[Start]
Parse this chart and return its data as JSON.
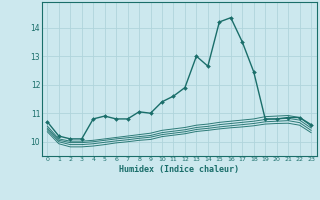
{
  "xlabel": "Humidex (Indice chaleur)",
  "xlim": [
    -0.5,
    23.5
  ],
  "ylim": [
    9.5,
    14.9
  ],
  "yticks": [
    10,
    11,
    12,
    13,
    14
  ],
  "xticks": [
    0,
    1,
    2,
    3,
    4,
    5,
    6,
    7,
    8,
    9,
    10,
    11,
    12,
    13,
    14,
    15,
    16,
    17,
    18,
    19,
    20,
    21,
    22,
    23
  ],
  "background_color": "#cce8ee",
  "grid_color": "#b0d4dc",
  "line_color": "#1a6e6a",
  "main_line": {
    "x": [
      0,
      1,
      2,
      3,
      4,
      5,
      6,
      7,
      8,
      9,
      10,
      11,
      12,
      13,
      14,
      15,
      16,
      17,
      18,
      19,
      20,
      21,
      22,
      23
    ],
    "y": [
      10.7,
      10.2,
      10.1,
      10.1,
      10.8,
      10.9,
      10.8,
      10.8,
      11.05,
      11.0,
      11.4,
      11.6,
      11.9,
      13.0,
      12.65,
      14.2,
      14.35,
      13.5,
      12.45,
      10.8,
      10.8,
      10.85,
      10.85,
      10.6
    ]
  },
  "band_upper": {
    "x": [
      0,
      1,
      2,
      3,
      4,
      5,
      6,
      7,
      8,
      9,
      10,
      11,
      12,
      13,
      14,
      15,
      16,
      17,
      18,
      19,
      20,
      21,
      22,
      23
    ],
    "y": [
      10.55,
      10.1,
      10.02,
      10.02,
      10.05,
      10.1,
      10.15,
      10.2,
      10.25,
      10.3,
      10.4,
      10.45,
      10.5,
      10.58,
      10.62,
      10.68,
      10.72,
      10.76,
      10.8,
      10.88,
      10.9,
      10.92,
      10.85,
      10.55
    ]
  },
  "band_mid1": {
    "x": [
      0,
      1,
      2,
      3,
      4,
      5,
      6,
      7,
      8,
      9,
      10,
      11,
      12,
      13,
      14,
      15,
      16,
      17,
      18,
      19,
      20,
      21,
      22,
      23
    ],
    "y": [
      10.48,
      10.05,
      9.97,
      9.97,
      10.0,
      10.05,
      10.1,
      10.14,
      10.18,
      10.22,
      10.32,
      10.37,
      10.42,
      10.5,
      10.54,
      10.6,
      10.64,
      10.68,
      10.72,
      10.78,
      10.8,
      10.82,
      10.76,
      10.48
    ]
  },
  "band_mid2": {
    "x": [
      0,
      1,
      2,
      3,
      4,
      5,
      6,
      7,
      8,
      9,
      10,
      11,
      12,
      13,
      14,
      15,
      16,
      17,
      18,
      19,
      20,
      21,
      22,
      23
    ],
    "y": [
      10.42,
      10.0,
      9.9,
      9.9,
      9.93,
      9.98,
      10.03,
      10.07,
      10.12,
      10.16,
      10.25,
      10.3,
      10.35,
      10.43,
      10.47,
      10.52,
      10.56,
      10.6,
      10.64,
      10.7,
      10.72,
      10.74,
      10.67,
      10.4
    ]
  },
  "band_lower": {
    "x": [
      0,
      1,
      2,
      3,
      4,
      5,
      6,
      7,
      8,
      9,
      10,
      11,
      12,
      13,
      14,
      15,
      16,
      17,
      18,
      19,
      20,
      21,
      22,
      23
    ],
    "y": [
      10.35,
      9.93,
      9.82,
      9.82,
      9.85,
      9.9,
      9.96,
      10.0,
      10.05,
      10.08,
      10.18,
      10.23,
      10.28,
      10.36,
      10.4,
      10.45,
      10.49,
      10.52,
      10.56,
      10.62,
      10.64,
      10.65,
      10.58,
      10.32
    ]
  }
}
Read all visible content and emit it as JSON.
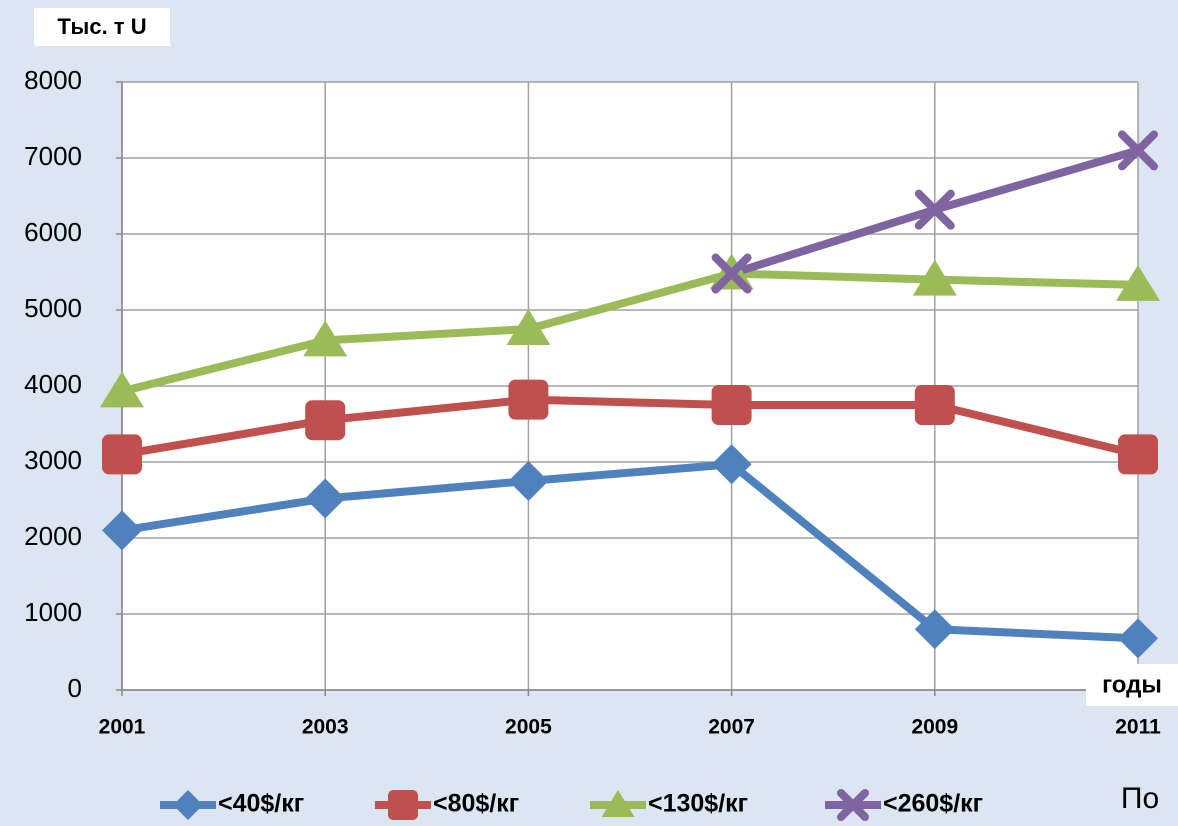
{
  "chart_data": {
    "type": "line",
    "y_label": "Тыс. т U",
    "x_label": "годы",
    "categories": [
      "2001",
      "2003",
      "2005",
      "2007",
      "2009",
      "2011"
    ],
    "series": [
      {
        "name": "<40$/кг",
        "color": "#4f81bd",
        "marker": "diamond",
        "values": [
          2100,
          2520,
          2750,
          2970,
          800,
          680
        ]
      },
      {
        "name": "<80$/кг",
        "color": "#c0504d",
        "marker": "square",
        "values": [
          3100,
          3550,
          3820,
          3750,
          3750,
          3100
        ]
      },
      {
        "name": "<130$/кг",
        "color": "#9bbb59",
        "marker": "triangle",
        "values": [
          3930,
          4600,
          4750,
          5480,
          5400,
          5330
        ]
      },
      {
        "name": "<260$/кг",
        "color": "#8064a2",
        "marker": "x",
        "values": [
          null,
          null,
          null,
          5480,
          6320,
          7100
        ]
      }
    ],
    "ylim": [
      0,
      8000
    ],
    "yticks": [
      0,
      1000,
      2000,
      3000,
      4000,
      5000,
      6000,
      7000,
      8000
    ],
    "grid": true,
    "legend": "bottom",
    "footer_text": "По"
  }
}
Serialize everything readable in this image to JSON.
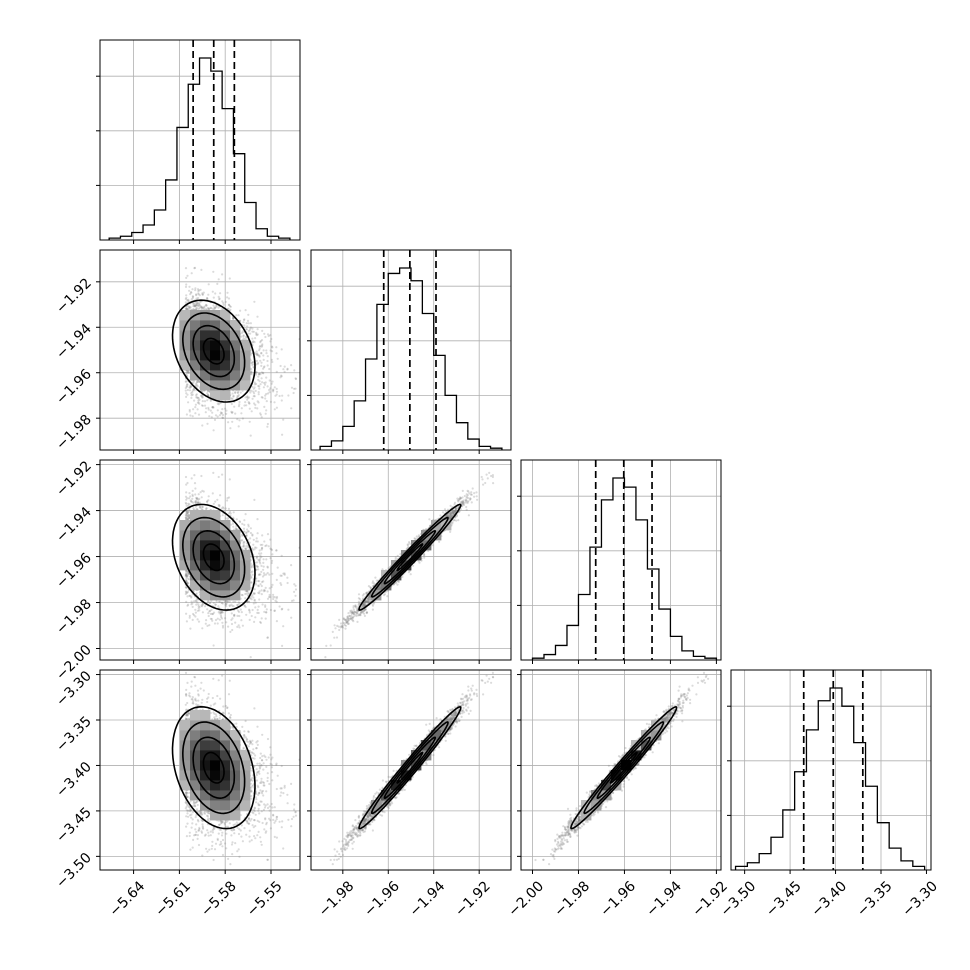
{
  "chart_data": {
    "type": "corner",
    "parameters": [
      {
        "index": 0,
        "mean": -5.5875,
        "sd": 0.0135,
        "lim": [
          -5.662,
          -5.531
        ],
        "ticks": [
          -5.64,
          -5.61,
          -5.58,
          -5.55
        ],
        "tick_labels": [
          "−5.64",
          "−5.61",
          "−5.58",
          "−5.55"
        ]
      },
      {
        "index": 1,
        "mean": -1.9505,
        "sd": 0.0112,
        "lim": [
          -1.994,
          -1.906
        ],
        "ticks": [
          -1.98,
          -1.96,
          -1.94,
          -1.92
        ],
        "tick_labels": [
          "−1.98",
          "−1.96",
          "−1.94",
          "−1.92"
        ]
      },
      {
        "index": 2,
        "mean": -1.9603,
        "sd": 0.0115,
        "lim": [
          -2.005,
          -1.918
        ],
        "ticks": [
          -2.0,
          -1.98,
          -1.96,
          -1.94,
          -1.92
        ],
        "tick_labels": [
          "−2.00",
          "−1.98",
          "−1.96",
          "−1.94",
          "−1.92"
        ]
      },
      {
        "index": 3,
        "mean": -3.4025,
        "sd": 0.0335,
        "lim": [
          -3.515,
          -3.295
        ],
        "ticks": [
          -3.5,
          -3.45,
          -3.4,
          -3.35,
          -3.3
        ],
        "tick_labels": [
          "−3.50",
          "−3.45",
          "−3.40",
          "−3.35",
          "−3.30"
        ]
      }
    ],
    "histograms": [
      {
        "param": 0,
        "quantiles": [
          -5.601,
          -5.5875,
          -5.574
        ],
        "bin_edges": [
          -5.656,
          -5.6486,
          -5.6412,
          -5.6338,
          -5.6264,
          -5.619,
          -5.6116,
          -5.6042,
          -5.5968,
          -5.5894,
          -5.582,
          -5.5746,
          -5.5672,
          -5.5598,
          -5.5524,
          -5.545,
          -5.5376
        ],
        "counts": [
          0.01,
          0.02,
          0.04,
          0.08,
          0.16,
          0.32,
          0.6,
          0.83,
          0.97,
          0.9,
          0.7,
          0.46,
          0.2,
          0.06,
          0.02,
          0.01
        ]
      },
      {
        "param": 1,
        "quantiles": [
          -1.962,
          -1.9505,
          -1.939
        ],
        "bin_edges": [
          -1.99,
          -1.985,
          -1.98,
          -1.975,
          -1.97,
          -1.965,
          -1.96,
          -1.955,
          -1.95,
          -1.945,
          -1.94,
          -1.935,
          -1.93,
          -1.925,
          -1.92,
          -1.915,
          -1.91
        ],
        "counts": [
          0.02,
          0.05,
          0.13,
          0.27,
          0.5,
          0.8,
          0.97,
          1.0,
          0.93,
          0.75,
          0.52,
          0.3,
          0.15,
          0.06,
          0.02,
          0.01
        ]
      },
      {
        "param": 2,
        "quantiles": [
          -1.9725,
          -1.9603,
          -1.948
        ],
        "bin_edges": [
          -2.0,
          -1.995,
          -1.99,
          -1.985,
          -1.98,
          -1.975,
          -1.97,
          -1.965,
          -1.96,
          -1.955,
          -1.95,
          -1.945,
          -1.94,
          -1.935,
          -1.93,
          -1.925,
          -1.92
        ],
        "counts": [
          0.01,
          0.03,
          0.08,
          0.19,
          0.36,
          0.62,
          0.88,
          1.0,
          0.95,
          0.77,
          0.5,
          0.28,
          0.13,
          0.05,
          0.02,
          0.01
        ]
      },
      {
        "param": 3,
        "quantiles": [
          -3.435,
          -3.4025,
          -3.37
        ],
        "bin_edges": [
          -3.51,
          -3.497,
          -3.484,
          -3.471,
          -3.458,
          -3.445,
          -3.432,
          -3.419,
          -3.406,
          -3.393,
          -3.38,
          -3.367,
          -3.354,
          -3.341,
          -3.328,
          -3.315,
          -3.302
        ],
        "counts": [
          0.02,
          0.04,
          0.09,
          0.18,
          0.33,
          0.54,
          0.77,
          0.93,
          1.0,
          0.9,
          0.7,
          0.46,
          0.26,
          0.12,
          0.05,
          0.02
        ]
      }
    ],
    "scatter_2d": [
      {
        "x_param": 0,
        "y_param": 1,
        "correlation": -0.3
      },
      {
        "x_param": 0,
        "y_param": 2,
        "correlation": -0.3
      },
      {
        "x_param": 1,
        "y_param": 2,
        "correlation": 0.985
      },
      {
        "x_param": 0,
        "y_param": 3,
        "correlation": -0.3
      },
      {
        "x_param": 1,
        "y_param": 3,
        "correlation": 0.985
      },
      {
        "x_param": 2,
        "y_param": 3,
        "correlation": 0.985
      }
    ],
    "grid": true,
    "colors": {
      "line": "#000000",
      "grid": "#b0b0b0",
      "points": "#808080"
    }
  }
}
[End]
> **Written instruction**
Scan the records above for the string "name", then report every line that contains it.

> **Output**
        "name": "<40$/кг",
        "name": "<80$/кг",
        "name": "<130$/кг",
        "name": "<260$/кг",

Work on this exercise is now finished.